## start GIVEN RECORDS

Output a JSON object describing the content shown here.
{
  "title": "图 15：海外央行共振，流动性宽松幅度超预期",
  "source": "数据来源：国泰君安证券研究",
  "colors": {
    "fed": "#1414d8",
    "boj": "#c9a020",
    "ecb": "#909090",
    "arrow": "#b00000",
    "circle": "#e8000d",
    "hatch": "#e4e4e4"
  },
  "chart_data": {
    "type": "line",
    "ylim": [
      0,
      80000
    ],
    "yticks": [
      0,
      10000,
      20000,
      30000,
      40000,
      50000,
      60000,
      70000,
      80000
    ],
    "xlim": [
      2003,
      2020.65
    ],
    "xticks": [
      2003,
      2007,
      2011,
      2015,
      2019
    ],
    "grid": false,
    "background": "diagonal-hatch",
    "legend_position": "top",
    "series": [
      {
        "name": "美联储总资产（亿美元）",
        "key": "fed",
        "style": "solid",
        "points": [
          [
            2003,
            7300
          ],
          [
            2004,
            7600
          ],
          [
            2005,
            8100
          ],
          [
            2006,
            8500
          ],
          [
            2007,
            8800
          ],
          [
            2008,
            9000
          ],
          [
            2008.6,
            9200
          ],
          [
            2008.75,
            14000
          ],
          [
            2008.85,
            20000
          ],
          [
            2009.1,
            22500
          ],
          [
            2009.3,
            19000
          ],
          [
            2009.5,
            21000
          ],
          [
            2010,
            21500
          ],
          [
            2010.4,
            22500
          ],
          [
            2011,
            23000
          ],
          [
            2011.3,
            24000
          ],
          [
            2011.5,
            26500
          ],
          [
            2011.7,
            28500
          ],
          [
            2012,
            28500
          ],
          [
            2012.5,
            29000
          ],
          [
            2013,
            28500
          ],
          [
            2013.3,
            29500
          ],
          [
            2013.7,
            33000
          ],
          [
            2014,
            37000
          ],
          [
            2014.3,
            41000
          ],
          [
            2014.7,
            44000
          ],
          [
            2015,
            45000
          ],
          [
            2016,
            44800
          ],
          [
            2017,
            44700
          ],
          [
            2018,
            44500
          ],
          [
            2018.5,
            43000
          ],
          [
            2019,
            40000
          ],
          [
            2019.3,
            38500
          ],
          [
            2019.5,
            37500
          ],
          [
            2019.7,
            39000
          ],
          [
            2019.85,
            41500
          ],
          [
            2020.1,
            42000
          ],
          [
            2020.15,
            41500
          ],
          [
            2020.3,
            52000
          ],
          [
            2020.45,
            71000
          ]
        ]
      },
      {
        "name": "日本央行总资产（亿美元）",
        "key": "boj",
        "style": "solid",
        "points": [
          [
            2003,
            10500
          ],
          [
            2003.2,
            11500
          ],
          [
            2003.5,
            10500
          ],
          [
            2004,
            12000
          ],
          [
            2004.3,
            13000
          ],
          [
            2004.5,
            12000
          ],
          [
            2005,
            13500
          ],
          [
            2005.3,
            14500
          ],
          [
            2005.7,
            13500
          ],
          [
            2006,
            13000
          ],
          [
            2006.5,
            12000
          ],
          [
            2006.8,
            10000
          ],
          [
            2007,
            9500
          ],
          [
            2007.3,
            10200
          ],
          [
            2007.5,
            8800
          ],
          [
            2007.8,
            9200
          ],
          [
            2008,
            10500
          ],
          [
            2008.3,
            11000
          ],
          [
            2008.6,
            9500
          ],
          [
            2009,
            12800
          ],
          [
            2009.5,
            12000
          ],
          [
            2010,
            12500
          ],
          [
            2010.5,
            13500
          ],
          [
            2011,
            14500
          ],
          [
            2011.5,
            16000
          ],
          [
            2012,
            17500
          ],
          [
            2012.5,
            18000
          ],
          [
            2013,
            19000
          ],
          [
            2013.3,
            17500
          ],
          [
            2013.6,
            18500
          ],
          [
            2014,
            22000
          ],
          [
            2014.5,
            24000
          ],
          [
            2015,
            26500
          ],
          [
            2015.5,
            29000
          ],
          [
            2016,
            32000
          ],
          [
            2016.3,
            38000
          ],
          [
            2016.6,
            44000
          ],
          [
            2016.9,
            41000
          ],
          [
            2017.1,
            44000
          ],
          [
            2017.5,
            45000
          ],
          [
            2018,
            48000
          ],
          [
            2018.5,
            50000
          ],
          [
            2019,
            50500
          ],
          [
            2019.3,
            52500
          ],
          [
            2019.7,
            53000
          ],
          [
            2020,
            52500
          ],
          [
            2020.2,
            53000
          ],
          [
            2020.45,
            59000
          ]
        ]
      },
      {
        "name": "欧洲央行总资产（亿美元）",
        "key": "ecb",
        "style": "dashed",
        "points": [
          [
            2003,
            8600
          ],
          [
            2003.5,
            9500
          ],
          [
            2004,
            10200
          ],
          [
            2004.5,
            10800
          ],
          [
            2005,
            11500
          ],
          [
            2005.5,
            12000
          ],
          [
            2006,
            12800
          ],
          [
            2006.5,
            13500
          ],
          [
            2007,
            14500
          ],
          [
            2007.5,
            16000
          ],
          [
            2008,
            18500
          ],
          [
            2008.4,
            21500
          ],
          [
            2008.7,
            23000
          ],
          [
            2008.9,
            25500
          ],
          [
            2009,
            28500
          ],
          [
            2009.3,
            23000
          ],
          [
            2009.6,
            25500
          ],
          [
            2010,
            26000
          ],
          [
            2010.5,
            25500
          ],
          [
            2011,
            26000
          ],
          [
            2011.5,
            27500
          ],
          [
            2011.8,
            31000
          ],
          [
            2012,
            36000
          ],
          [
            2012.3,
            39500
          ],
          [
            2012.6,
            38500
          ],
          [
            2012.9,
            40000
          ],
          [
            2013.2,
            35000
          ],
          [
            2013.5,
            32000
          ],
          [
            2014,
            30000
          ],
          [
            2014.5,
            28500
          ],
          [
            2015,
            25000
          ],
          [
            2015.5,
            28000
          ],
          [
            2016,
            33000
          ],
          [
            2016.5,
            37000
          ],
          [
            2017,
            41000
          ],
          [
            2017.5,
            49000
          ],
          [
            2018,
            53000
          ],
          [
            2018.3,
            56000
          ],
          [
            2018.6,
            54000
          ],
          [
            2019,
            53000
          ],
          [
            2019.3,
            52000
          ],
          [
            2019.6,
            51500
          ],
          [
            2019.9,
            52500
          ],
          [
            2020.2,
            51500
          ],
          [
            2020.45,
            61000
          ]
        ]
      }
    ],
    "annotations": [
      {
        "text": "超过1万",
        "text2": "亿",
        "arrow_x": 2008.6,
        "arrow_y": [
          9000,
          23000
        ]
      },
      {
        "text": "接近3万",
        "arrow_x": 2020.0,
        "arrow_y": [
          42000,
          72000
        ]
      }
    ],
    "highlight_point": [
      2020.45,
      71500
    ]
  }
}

## end GIVEN RECORDS

> _WHAT IS NEEDED_:
Provide the number of lines in the data above that contain the string "name", and nothing else.

> _CORRECT ANSWER_:
3